• _Short exercise_: Could you reproduce, character for character, the stretch of lines in the entries below from the one containing "- series-point: [411, 353, 413, 356]" through the one containing "- series-point: [381, 356, 384, 359]", with both of those lines included?

• _Material_:
┌──
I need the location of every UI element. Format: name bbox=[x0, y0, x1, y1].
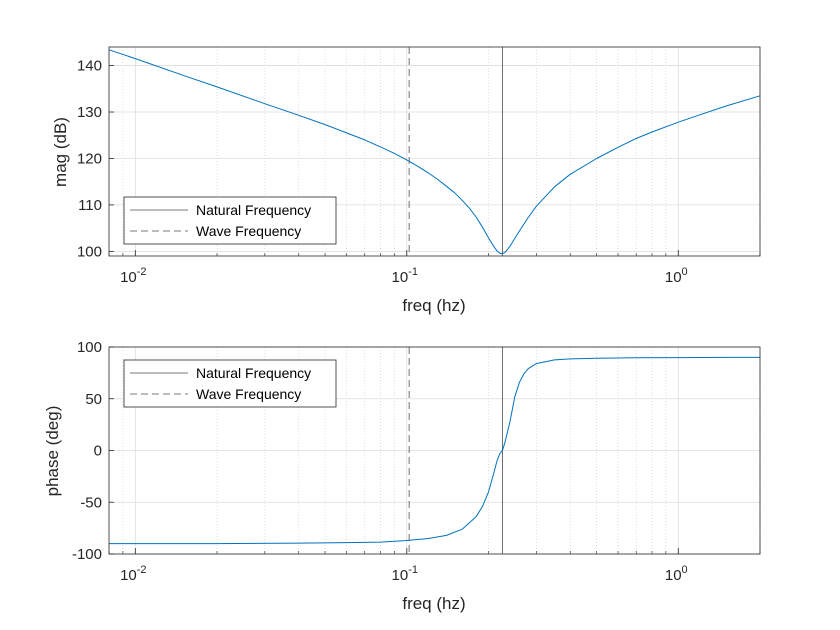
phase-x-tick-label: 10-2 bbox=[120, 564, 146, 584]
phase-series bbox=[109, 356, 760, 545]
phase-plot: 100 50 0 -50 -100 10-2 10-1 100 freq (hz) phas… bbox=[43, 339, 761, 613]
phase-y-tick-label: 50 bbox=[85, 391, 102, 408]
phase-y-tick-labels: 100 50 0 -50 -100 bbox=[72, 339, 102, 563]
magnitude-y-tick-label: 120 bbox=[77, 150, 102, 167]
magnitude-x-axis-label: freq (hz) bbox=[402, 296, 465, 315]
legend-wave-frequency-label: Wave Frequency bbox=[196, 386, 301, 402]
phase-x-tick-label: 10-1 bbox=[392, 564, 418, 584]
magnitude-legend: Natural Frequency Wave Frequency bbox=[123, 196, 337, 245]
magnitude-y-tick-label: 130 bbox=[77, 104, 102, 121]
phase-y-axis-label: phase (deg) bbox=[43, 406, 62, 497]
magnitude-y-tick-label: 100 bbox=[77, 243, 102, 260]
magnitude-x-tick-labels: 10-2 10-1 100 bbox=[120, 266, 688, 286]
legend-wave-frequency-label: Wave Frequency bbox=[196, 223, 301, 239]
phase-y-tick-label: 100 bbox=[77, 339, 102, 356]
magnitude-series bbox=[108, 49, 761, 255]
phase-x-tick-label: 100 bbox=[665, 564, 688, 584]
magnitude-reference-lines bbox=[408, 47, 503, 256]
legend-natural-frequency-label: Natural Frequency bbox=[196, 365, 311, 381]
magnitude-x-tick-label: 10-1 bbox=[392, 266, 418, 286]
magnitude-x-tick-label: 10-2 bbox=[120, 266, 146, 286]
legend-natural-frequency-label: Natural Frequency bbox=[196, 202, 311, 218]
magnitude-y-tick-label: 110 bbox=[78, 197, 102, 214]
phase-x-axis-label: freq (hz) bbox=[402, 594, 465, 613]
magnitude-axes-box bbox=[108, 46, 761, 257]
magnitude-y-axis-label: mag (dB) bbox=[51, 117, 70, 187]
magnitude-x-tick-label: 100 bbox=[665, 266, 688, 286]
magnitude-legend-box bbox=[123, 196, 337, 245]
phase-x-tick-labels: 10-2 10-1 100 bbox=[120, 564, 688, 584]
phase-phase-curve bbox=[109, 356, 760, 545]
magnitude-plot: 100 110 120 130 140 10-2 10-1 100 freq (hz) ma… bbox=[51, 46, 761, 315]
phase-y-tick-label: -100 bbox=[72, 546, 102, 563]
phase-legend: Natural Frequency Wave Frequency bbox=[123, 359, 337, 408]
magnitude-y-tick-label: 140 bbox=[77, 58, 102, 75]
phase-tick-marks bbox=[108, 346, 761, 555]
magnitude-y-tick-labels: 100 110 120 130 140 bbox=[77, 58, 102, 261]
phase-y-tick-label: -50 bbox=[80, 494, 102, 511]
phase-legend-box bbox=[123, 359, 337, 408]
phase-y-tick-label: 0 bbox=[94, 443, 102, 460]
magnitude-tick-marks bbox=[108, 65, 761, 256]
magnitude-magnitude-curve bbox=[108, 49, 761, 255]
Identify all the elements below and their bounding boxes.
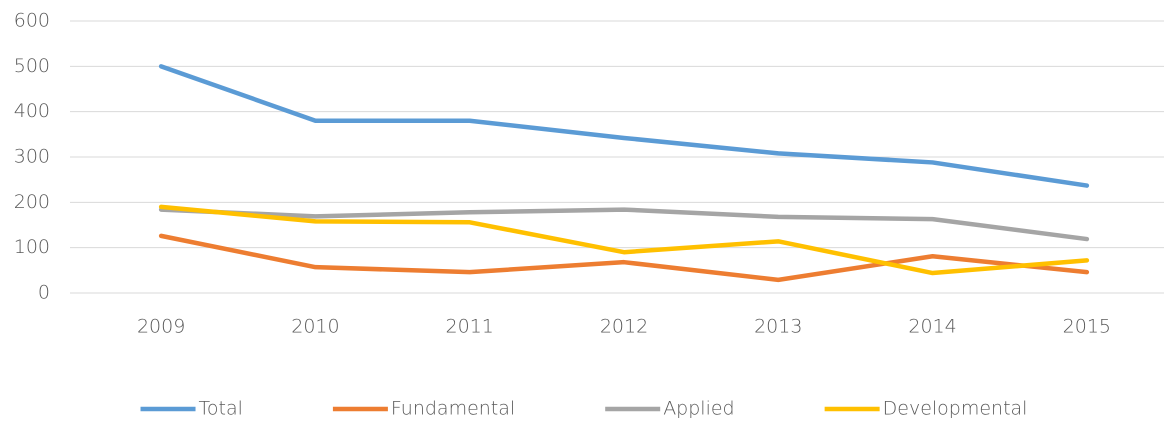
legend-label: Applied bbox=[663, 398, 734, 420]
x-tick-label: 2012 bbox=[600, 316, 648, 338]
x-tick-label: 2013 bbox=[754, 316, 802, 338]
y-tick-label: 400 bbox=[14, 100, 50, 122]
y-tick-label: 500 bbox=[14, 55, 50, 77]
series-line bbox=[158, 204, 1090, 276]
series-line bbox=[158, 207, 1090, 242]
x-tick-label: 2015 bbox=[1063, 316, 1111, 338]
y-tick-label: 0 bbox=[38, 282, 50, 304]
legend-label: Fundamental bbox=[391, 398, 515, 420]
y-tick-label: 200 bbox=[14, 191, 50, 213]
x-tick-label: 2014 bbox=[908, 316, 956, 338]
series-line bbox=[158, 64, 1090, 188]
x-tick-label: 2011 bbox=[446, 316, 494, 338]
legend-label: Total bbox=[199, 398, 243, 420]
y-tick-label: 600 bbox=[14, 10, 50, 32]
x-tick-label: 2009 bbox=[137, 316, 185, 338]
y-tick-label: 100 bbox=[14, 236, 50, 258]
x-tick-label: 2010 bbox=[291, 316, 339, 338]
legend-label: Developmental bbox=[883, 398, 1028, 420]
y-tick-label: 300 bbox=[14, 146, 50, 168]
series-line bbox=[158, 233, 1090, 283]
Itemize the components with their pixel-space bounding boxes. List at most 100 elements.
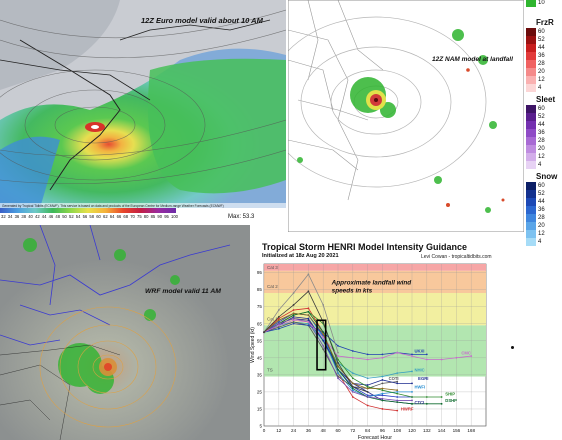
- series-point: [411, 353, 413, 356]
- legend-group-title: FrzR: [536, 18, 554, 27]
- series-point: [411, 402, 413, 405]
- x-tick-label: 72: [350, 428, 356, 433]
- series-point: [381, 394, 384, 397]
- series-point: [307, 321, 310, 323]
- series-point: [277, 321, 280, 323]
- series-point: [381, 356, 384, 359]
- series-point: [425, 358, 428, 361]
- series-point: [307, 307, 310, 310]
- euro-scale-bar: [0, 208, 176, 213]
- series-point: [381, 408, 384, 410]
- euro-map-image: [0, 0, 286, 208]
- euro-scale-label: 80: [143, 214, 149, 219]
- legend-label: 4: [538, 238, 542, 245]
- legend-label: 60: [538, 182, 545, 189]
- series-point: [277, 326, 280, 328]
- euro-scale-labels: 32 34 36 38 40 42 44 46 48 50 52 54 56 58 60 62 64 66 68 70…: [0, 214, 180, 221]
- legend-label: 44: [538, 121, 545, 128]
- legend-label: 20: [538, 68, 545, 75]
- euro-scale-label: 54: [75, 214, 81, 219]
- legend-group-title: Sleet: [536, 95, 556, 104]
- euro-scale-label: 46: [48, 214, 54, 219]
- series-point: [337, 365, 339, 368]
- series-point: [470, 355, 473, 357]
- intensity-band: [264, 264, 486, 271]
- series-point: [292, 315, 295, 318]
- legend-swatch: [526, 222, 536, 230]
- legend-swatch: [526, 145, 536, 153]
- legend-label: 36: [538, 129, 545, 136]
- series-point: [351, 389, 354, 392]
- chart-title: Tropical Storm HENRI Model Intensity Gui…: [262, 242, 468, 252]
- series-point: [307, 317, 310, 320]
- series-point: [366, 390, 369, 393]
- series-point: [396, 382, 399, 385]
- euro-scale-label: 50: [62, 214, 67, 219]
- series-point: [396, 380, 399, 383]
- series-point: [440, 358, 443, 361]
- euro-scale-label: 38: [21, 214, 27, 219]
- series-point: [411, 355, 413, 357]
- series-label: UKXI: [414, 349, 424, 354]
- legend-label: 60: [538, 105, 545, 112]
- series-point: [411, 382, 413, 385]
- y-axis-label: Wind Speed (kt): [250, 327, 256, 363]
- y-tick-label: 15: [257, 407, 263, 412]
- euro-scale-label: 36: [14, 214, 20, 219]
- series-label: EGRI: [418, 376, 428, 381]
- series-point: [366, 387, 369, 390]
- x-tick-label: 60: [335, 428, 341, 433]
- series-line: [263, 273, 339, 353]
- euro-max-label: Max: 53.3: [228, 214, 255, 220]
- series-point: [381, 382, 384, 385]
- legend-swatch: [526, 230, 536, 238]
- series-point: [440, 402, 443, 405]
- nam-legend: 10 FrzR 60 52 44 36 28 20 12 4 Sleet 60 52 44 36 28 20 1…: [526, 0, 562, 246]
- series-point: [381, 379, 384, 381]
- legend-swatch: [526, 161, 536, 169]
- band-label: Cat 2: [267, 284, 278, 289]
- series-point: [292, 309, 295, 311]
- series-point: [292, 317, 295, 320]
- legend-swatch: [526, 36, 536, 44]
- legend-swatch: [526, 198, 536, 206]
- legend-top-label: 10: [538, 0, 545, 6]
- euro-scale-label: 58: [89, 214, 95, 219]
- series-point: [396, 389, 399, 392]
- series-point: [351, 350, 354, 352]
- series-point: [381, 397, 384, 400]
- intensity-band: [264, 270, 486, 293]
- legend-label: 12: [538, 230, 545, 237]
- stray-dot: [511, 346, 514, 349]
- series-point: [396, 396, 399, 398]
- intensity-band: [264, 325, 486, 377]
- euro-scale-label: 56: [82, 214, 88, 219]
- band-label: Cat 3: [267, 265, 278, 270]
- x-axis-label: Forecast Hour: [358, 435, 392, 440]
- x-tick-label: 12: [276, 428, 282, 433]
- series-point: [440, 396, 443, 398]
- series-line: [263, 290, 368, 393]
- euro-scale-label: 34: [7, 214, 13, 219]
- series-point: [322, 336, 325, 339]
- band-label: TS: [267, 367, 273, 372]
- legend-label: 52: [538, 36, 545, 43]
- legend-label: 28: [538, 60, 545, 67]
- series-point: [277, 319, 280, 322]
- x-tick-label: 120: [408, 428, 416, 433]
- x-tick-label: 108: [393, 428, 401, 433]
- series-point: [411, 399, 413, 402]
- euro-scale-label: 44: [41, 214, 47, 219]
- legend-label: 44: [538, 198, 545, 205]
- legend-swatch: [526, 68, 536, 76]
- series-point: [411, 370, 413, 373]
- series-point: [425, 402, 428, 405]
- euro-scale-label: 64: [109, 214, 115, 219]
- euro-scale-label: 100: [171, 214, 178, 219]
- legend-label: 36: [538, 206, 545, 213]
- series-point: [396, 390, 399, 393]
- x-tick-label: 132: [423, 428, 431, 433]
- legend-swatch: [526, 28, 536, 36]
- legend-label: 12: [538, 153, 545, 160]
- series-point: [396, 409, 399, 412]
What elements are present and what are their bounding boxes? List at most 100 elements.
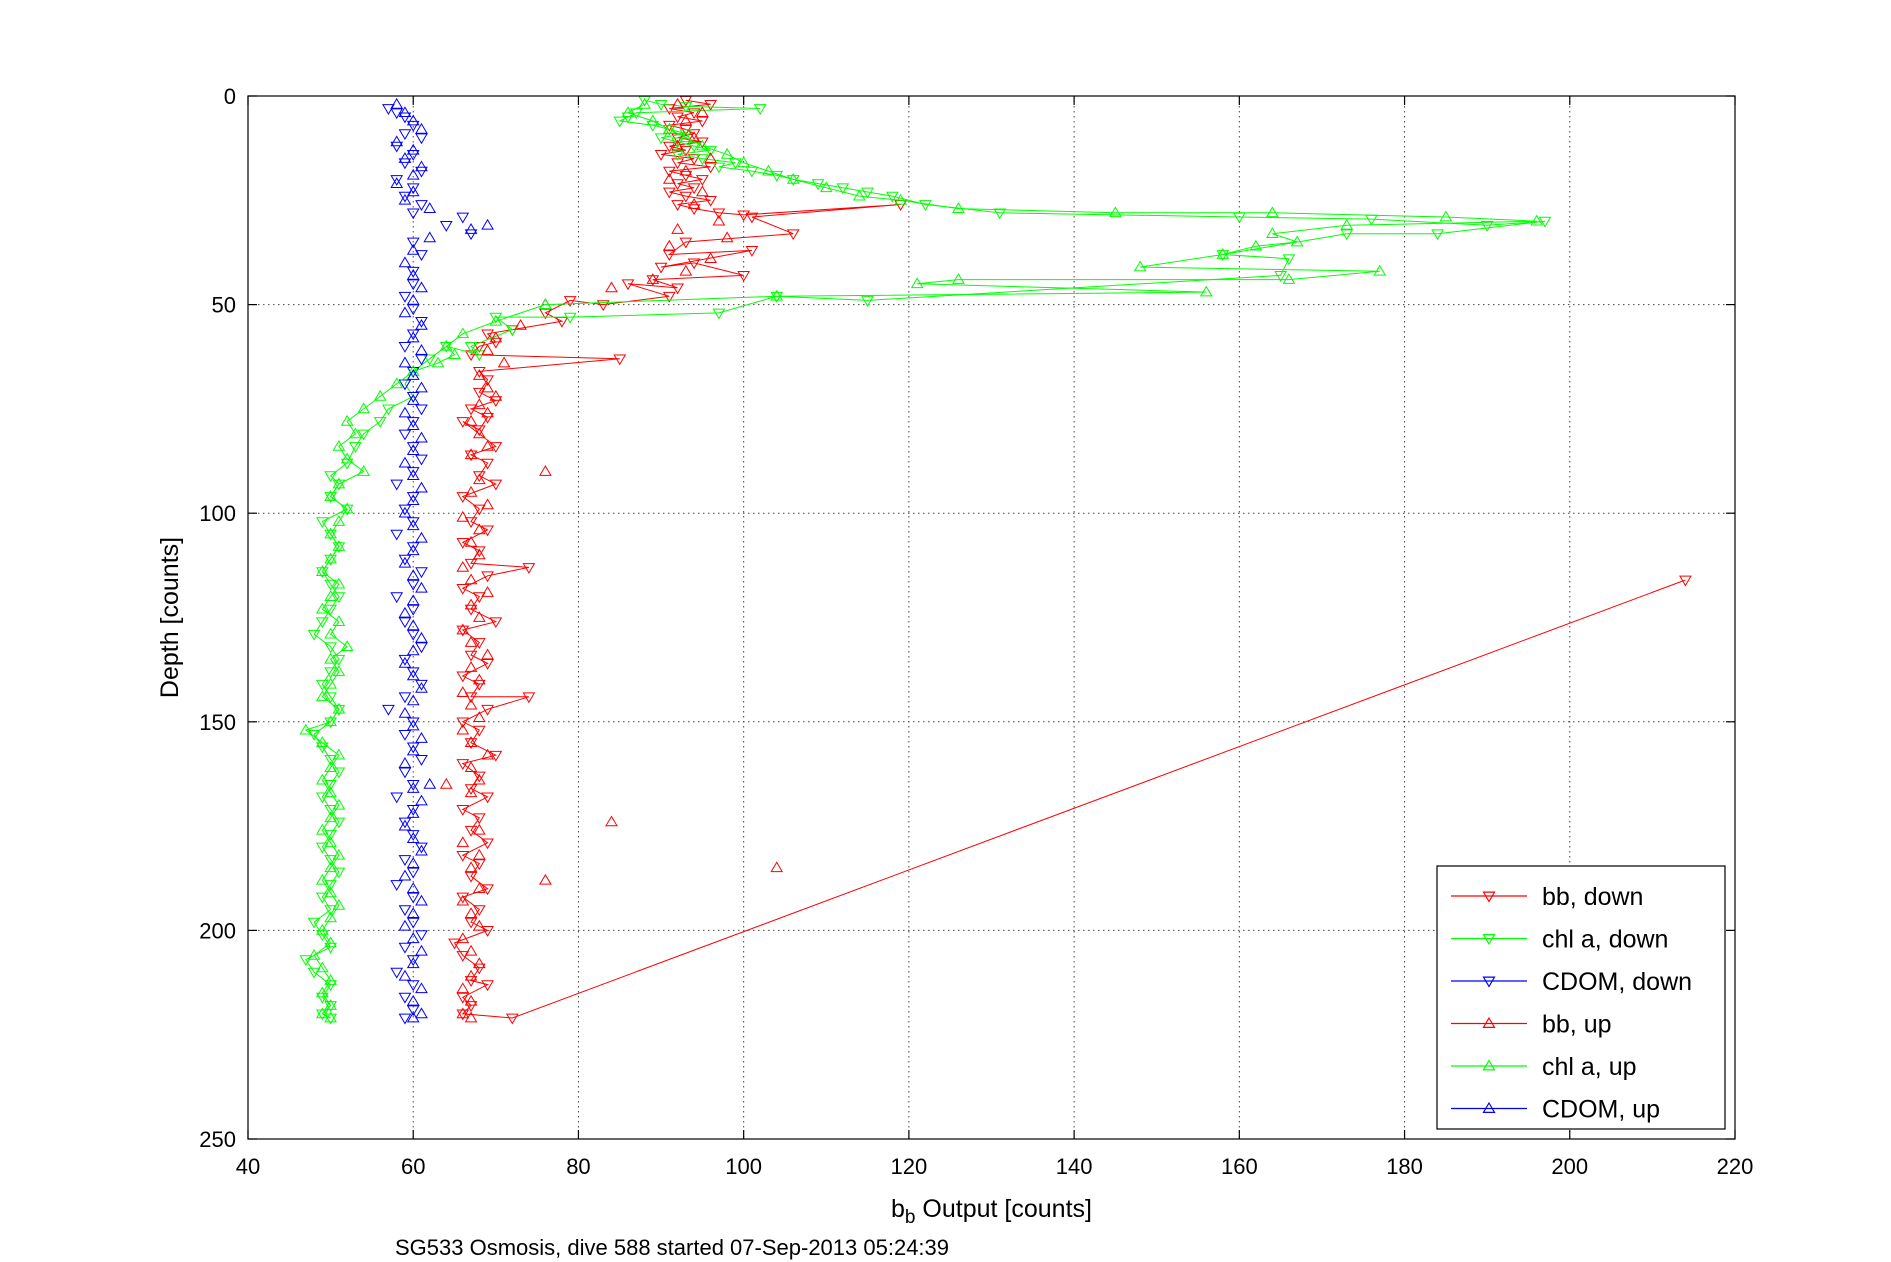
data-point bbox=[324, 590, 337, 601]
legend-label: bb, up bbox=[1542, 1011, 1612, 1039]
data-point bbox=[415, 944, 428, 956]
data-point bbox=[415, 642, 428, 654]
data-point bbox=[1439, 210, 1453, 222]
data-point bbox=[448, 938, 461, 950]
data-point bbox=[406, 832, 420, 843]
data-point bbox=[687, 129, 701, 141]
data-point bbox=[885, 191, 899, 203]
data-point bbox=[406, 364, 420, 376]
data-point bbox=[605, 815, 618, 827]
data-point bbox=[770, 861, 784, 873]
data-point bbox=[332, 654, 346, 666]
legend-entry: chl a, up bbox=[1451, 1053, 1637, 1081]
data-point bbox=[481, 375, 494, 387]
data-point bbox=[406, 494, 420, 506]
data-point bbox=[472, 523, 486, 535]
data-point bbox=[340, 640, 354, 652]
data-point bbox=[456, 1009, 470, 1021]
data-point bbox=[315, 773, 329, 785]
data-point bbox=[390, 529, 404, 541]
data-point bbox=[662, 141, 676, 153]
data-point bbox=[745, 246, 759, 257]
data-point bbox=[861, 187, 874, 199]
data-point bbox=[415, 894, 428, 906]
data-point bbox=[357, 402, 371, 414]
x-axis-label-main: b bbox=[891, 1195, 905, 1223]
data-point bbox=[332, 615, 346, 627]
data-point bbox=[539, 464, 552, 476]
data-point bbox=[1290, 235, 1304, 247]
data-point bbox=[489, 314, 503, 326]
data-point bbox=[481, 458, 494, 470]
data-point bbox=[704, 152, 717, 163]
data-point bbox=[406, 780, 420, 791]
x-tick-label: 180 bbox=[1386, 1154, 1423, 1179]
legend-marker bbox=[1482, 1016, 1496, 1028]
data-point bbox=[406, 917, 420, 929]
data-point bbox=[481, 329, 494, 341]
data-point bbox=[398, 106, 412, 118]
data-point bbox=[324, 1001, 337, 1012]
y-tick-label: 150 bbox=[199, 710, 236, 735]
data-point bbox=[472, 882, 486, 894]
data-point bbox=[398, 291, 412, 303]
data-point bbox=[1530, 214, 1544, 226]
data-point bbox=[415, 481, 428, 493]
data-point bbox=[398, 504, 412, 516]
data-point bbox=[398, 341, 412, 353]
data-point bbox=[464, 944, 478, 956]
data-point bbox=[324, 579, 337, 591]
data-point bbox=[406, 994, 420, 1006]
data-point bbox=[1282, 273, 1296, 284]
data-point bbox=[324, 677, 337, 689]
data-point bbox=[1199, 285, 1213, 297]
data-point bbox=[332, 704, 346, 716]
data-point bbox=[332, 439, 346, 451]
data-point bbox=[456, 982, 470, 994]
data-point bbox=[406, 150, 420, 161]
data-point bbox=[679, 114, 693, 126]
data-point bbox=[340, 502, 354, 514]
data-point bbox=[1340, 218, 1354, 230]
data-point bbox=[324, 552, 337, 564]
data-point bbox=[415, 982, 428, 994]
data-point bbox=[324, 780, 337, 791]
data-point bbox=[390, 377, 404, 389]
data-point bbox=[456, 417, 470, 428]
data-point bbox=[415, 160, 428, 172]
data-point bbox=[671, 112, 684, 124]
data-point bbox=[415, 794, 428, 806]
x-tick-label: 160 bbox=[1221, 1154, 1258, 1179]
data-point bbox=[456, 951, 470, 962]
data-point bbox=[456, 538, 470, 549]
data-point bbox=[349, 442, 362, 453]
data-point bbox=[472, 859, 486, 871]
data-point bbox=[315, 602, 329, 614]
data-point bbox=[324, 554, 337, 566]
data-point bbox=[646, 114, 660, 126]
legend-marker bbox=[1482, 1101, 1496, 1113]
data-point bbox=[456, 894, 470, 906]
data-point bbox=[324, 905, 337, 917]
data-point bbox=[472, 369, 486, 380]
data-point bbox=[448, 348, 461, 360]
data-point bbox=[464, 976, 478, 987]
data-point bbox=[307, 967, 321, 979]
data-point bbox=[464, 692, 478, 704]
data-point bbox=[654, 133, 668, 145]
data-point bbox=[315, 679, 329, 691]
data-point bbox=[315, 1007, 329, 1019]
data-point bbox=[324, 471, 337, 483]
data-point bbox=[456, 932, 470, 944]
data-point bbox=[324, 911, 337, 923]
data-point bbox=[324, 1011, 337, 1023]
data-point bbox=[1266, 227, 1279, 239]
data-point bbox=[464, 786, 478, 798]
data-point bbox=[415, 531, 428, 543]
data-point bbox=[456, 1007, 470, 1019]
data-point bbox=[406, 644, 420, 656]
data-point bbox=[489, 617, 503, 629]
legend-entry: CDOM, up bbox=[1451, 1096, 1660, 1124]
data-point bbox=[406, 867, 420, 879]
└──
• _Exercise answer_:
- series-point: [411, 353, 413, 356]
- legend-group-title: FrzR: [536, 18, 554, 27]
- series-point: [411, 402, 413, 405]
- x-tick-label: 72: [350, 428, 356, 433]
- series-point: [381, 394, 384, 397]
- series-point: [307, 321, 310, 323]
- series-point: [277, 321, 280, 323]
- series-point: [381, 356, 384, 359]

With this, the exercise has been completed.